**Challenge:** Give the number of lines that contain the string "Million", and nothing else.

-- START Data --

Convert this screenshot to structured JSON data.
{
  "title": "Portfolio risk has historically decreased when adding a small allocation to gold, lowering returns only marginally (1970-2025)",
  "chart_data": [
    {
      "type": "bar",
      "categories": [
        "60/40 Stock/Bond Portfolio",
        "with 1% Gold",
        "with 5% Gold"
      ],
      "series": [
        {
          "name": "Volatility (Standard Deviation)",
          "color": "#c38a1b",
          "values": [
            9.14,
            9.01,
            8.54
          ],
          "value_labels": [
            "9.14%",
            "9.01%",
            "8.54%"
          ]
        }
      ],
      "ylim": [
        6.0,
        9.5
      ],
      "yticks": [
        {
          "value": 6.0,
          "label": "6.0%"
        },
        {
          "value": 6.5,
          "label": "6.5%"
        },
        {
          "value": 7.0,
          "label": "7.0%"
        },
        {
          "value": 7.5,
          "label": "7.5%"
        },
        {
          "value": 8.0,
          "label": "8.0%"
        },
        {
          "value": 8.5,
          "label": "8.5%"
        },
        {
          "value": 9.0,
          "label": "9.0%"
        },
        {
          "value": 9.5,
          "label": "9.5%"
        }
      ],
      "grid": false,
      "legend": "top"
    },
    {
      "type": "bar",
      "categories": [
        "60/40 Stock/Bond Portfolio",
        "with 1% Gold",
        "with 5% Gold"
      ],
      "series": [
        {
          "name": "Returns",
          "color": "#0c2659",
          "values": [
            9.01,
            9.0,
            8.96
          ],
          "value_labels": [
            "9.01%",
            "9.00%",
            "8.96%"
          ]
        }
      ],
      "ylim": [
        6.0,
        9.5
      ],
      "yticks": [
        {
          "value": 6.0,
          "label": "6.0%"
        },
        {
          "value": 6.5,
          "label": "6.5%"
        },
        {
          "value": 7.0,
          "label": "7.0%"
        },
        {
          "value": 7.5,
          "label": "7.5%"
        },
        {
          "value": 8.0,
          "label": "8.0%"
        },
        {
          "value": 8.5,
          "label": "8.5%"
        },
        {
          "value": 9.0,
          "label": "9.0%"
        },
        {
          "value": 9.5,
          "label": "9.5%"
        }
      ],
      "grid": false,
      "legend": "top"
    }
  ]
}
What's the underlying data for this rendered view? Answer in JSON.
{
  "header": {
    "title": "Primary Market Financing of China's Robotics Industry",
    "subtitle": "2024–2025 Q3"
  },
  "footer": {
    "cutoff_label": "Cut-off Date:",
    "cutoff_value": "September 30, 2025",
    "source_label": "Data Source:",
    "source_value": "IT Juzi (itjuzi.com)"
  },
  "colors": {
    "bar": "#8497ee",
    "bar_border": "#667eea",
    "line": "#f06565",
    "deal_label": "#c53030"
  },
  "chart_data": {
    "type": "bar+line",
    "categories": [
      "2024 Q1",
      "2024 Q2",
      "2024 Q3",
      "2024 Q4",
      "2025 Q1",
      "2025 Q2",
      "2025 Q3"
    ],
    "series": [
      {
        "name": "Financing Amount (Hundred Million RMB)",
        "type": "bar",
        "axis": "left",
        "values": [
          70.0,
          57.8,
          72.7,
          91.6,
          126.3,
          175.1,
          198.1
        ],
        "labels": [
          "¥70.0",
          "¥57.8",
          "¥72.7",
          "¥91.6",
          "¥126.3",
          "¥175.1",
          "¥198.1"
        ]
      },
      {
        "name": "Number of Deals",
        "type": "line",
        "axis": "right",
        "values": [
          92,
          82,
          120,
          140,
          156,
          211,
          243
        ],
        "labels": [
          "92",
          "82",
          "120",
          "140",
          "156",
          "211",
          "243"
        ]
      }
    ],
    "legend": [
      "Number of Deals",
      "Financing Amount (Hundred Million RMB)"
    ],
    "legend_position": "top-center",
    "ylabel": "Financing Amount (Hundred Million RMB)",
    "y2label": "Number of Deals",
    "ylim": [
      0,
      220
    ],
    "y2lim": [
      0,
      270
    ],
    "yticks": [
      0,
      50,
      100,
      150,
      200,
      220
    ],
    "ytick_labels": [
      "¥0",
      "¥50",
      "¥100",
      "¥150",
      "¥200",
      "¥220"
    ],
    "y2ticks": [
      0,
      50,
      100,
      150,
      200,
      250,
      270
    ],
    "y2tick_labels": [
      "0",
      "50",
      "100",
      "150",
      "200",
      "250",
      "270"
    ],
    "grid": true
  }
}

-- END Data --

**Solution to the exercise:** 3